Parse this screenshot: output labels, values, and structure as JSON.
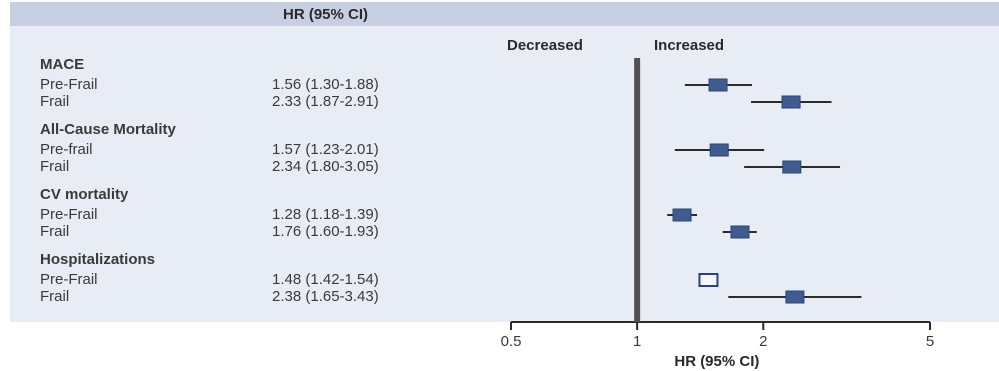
{
  "header": {
    "column_title": "HR (95% CI)"
  },
  "chart_data": {
    "type": "forest",
    "direction_labels": {
      "left": "Decreased",
      "right": "Increased"
    },
    "xlabel": "HR (95% CI)",
    "x_scale": "log",
    "xlim": [
      0.5,
      5
    ],
    "x_ticks": [
      "0.5",
      "1",
      "2",
      "5"
    ],
    "reference_line": 1,
    "groups": [
      {
        "name": "MACE",
        "rows": [
          {
            "label": "Pre-Frail",
            "ci_text": "1.56 (1.30-1.88)",
            "hr": 1.56,
            "lo": 1.3,
            "hi": 1.88
          },
          {
            "label": "Frail",
            "ci_text": "2.33 (1.87-2.91)",
            "hr": 2.33,
            "lo": 1.87,
            "hi": 2.91
          }
        ]
      },
      {
        "name": "All-Cause Mortality",
        "rows": [
          {
            "label": "Pre-frail",
            "ci_text": "1.57 (1.23-2.01)",
            "hr": 1.57,
            "lo": 1.23,
            "hi": 2.01
          },
          {
            "label": "Frail",
            "ci_text": "2.34 (1.80-3.05)",
            "hr": 2.34,
            "lo": 1.8,
            "hi": 3.05
          }
        ]
      },
      {
        "name": "CV mortality",
        "rows": [
          {
            "label": "Pre-Frail",
            "ci_text": "1.28 (1.18-1.39)",
            "hr": 1.28,
            "lo": 1.18,
            "hi": 1.39
          },
          {
            "label": "Frail",
            "ci_text": "1.76 (1.60-1.93)",
            "hr": 1.76,
            "lo": 1.6,
            "hi": 1.93
          }
        ]
      },
      {
        "name": "Hospitalizations",
        "rows": [
          {
            "label": "Pre-Frail",
            "ci_text": "1.48 (1.42-1.54)",
            "hr": 1.48,
            "lo": 1.42,
            "hi": 1.54,
            "marker": "hollow"
          },
          {
            "label": "Frail",
            "ci_text": "2.38 (1.65-3.43)",
            "hr": 2.38,
            "lo": 1.65,
            "hi": 3.43
          }
        ]
      }
    ],
    "colors": {
      "header_band": "#c7d0e2",
      "panel": "#e8edf5",
      "marker_fill": "#3f5b8f",
      "marker_hollow_fill": "#f4f7fb",
      "marker_stroke": "#2b4473",
      "line": "#2b2b2b",
      "reference_line": "#505050"
    }
  }
}
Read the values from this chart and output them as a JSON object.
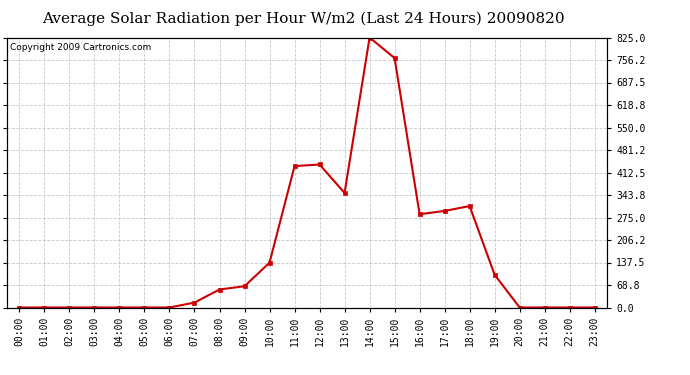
{
  "title": "Average Solar Radiation per Hour W/m2 (Last 24 Hours) 20090820",
  "copyright": "Copyright 2009 Cartronics.com",
  "hours": [
    "00:00",
    "01:00",
    "02:00",
    "03:00",
    "04:00",
    "05:00",
    "06:00",
    "07:00",
    "08:00",
    "09:00",
    "10:00",
    "11:00",
    "12:00",
    "13:00",
    "14:00",
    "15:00",
    "16:00",
    "17:00",
    "18:00",
    "19:00",
    "20:00",
    "21:00",
    "22:00",
    "23:00"
  ],
  "values": [
    0,
    0,
    0,
    0,
    0,
    0,
    0,
    15,
    55,
    65,
    137,
    432,
    437,
    350,
    825,
    762,
    285,
    295,
    310,
    100,
    0,
    0,
    0,
    0
  ],
  "line_color": "#cc0000",
  "marker": "s",
  "marker_size": 3,
  "bg_color": "#ffffff",
  "plot_bg_color": "#ffffff",
  "grid_color": "#bbbbbb",
  "yticks": [
    0.0,
    68.8,
    137.5,
    206.2,
    275.0,
    343.8,
    412.5,
    481.2,
    550.0,
    618.8,
    687.5,
    756.2,
    825.0
  ],
  "ymin": 0.0,
  "ymax": 825.0,
  "title_fontsize": 11,
  "copyright_fontsize": 6.5,
  "tick_fontsize": 7
}
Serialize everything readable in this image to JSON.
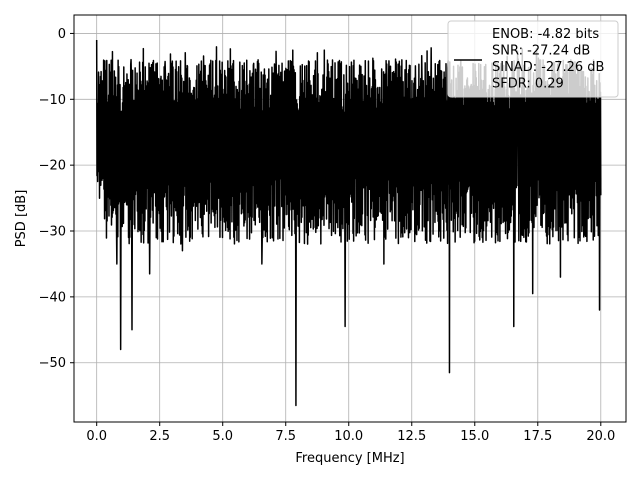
{
  "chart_data": {
    "type": "line",
    "title": "",
    "xlabel": "Frequency [MHz]",
    "ylabel": "PSD [dB]",
    "xlim": [
      -0.9,
      21.0
    ],
    "ylim": [
      -59.0,
      2.8
    ],
    "grid": true,
    "legend_position": "top-right",
    "xticks": [
      0.0,
      2.5,
      5.0,
      7.5,
      10.0,
      12.5,
      15.0,
      17.5,
      20.0
    ],
    "xtick_labels": [
      "0.0",
      "2.5",
      "5.0",
      "7.5",
      "10.0",
      "12.5",
      "15.0",
      "17.5",
      "20.0"
    ],
    "yticks": [
      0,
      -10,
      -20,
      -30,
      -40,
      -50
    ],
    "ytick_labels": [
      "0",
      "−10",
      "−20",
      "−30",
      "−40",
      "−50"
    ],
    "series": [
      {
        "color": "#000000",
        "x_range": [
          0.0,
          20.0
        ],
        "start_value": -1.0,
        "typical_range": [
          -26,
          -4
        ],
        "dips": [
          {
            "x": 0.95,
            "y": -48.0
          },
          {
            "x": 1.4,
            "y": -45.0
          },
          {
            "x": 0.8,
            "y": -35.0
          },
          {
            "x": 2.1,
            "y": -36.5
          },
          {
            "x": 3.4,
            "y": -33.0
          },
          {
            "x": 6.55,
            "y": -35.0
          },
          {
            "x": 7.9,
            "y": -56.5
          },
          {
            "x": 9.85,
            "y": -44.5
          },
          {
            "x": 11.4,
            "y": -35.0
          },
          {
            "x": 14.0,
            "y": -51.5
          },
          {
            "x": 16.55,
            "y": -44.5
          },
          {
            "x": 17.3,
            "y": -39.5
          },
          {
            "x": 18.4,
            "y": -37.0
          },
          {
            "x": 19.95,
            "y": -42.0
          }
        ]
      }
    ],
    "legend_entries": [
      "ENOB: -4.82 bits",
      "SNR: -27.24 dB",
      "SINAD: -27.26 dB",
      "SFDR: 0.29"
    ]
  }
}
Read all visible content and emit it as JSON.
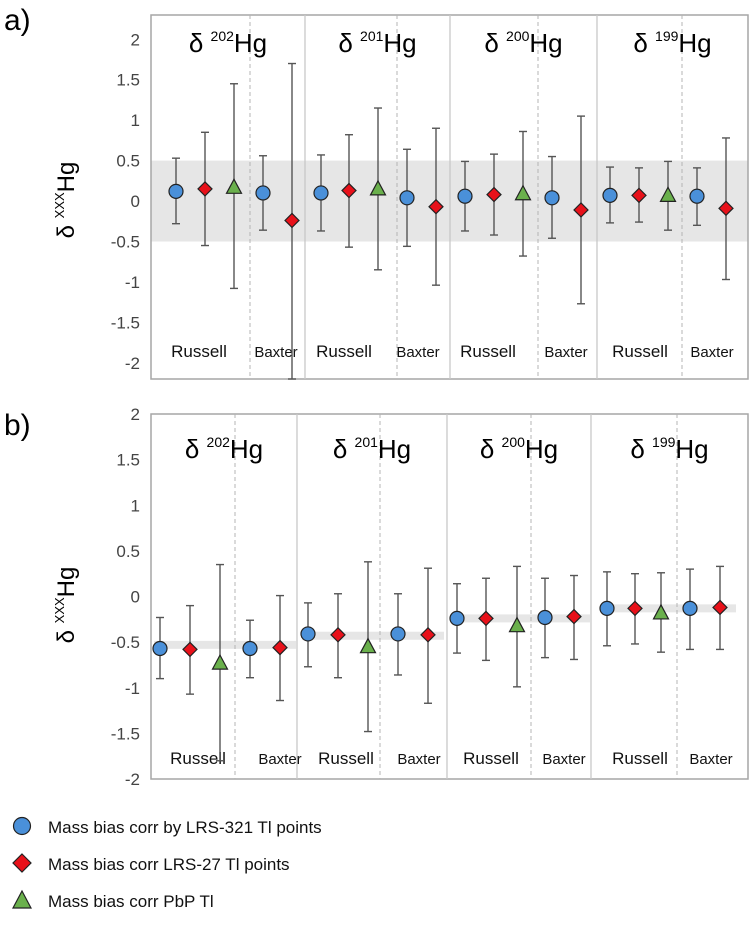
{
  "chart_data": [
    {
      "type": "scatter",
      "tag": "a)",
      "ylabel": "δ XXXHg",
      "ylim": [
        -2.2,
        2.3
      ],
      "yticks": [
        2,
        1.5,
        1,
        0.5,
        0,
        -0.5,
        -1,
        -1.5,
        -2
      ],
      "reference_band": [
        -0.5,
        0.5
      ],
      "groups": [
        {
          "prefix": "δ",
          "sup": "202",
          "suffix": "Hg",
          "labels": [
            "Russell",
            "Baxter"
          ],
          "points": [
            {
              "site": "Russell",
              "series": "LRS-321",
              "value": 0.12,
              "low": -0.28,
              "high": 0.53
            },
            {
              "site": "Russell",
              "series": "LRS-27",
              "value": 0.15,
              "low": -0.55,
              "high": 0.85
            },
            {
              "site": "Russell",
              "series": "PbP",
              "value": 0.17,
              "low": -1.08,
              "high": 1.45
            },
            {
              "site": "Baxter",
              "series": "LRS-321",
              "value": 0.1,
              "low": -0.36,
              "high": 0.56
            },
            {
              "site": "Baxter",
              "series": "LRS-27",
              "value": -0.24,
              "low": -2.2,
              "high": 1.7
            }
          ]
        },
        {
          "prefix": "δ",
          "sup": "201",
          "suffix": "Hg",
          "labels": [
            "Russell",
            "Baxter"
          ],
          "points": [
            {
              "site": "Russell",
              "series": "LRS-321",
              "value": 0.1,
              "low": -0.37,
              "high": 0.57
            },
            {
              "site": "Russell",
              "series": "LRS-27",
              "value": 0.13,
              "low": -0.57,
              "high": 0.82
            },
            {
              "site": "Russell",
              "series": "PbP",
              "value": 0.15,
              "low": -0.85,
              "high": 1.15
            },
            {
              "site": "Baxter",
              "series": "LRS-321",
              "value": 0.04,
              "low": -0.56,
              "high": 0.64
            },
            {
              "site": "Baxter",
              "series": "LRS-27",
              "value": -0.07,
              "low": -1.04,
              "high": 0.9
            }
          ]
        },
        {
          "prefix": "δ",
          "sup": "200",
          "suffix": "Hg",
          "labels": [
            "Russell",
            "Baxter"
          ],
          "points": [
            {
              "site": "Russell",
              "series": "LRS-321",
              "value": 0.06,
              "low": -0.37,
              "high": 0.49
            },
            {
              "site": "Russell",
              "series": "LRS-27",
              "value": 0.08,
              "low": -0.42,
              "high": 0.58
            },
            {
              "site": "Russell",
              "series": "PbP",
              "value": 0.09,
              "low": -0.68,
              "high": 0.86
            },
            {
              "site": "Baxter",
              "series": "LRS-321",
              "value": 0.04,
              "low": -0.46,
              "high": 0.55
            },
            {
              "site": "Baxter",
              "series": "LRS-27",
              "value": -0.11,
              "low": -1.27,
              "high": 1.05
            }
          ]
        },
        {
          "prefix": "δ",
          "sup": "199",
          "suffix": "Hg",
          "labels": [
            "Russell",
            "Baxter"
          ],
          "points": [
            {
              "site": "Russell",
              "series": "LRS-321",
              "value": 0.07,
              "low": -0.27,
              "high": 0.42
            },
            {
              "site": "Russell",
              "series": "LRS-27",
              "value": 0.07,
              "low": -0.26,
              "high": 0.41
            },
            {
              "site": "Russell",
              "series": "PbP",
              "value": 0.07,
              "low": -0.36,
              "high": 0.49
            },
            {
              "site": "Baxter",
              "series": "LRS-321",
              "value": 0.06,
              "low": -0.3,
              "high": 0.41
            },
            {
              "site": "Baxter",
              "series": "LRS-27",
              "value": -0.09,
              "low": -0.97,
              "high": 0.78
            }
          ]
        }
      ]
    },
    {
      "type": "scatter",
      "tag": "b)",
      "ylabel": "δ XXXHg",
      "ylim": [
        -2.0,
        2.0
      ],
      "yticks": [
        2,
        1.5,
        1,
        0.5,
        0,
        -0.5,
        -1,
        -1.5,
        -2
      ],
      "reference_levels": [
        -0.53,
        -0.43,
        -0.24,
        -0.13
      ],
      "groups": [
        {
          "prefix": "δ",
          "sup": "202",
          "suffix": "Hg",
          "labels": [
            "Russell",
            "Baxter"
          ],
          "points": [
            {
              "site": "Russell",
              "series": "LRS-321",
              "value": -0.57,
              "low": -0.9,
              "high": -0.23
            },
            {
              "site": "Russell",
              "series": "LRS-27",
              "value": -0.58,
              "low": -1.07,
              "high": -0.1
            },
            {
              "site": "Russell",
              "series": "PbP",
              "value": -0.73,
              "low": -1.8,
              "high": 0.35
            },
            {
              "site": "Baxter",
              "series": "LRS-321",
              "value": -0.57,
              "low": -0.89,
              "high": -0.26
            },
            {
              "site": "Baxter",
              "series": "LRS-27",
              "value": -0.56,
              "low": -1.14,
              "high": 0.01
            }
          ]
        },
        {
          "prefix": "δ",
          "sup": "201",
          "suffix": "Hg",
          "labels": [
            "Russell",
            "Baxter"
          ],
          "points": [
            {
              "site": "Russell",
              "series": "LRS-321",
              "value": -0.41,
              "low": -0.77,
              "high": -0.07
            },
            {
              "site": "Russell",
              "series": "LRS-27",
              "value": -0.42,
              "low": -0.89,
              "high": 0.03
            },
            {
              "site": "Russell",
              "series": "PbP",
              "value": -0.55,
              "low": -1.48,
              "high": 0.38
            },
            {
              "site": "Baxter",
              "series": "LRS-321",
              "value": -0.41,
              "low": -0.86,
              "high": 0.03
            },
            {
              "site": "Baxter",
              "series": "LRS-27",
              "value": -0.42,
              "low": -1.17,
              "high": 0.31
            }
          ]
        },
        {
          "prefix": "δ",
          "sup": "200",
          "suffix": "Hg",
          "labels": [
            "Russell",
            "Baxter"
          ],
          "points": [
            {
              "site": "Russell",
              "series": "LRS-321",
              "value": -0.24,
              "low": -0.62,
              "high": 0.14
            },
            {
              "site": "Russell",
              "series": "LRS-27",
              "value": -0.24,
              "low": -0.7,
              "high": 0.2
            },
            {
              "site": "Russell",
              "series": "PbP",
              "value": -0.32,
              "low": -0.99,
              "high": 0.33
            },
            {
              "site": "Baxter",
              "series": "LRS-321",
              "value": -0.23,
              "low": -0.67,
              "high": 0.2
            },
            {
              "site": "Baxter",
              "series": "LRS-27",
              "value": -0.22,
              "low": -0.69,
              "high": 0.23
            }
          ]
        },
        {
          "prefix": "δ",
          "sup": "199",
          "suffix": "Hg",
          "labels": [
            "Russell",
            "Baxter"
          ],
          "points": [
            {
              "site": "Russell",
              "series": "LRS-321",
              "value": -0.13,
              "low": -0.54,
              "high": 0.27
            },
            {
              "site": "Russell",
              "series": "LRS-27",
              "value": -0.13,
              "low": -0.52,
              "high": 0.25
            },
            {
              "site": "Russell",
              "series": "PbP",
              "value": -0.18,
              "low": -0.61,
              "high": 0.26
            },
            {
              "site": "Baxter",
              "series": "LRS-321",
              "value": -0.13,
              "low": -0.58,
              "high": 0.3
            },
            {
              "site": "Baxter",
              "series": "LRS-27",
              "value": -0.12,
              "low": -0.58,
              "high": 0.33
            }
          ]
        }
      ]
    }
  ],
  "legend": [
    {
      "series": "LRS-321",
      "label": "Mass bias corr by LRS-321 Tl points",
      "marker": "circle",
      "color": "#4a90d9"
    },
    {
      "series": "LRS-27",
      "label": "Mass bias corr LRS-27 Tl points",
      "marker": "diamond",
      "color": "#e8111a"
    },
    {
      "series": "PbP",
      "label": "Mass bias corr PbP Tl",
      "marker": "triangle",
      "color": "#6ab04c"
    }
  ],
  "colors": {
    "frame": "#a6a6a6",
    "divider_solid": "#c8c8c8",
    "divider_dashed": "#b4b4b4",
    "band": "#e6e6e6",
    "errorbar": "#555555",
    "marker_edge": "#222222"
  }
}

+++

→ What you are asked to do
Find how many lines in the material hold the word "name" and state that number alone.

→ Task result
4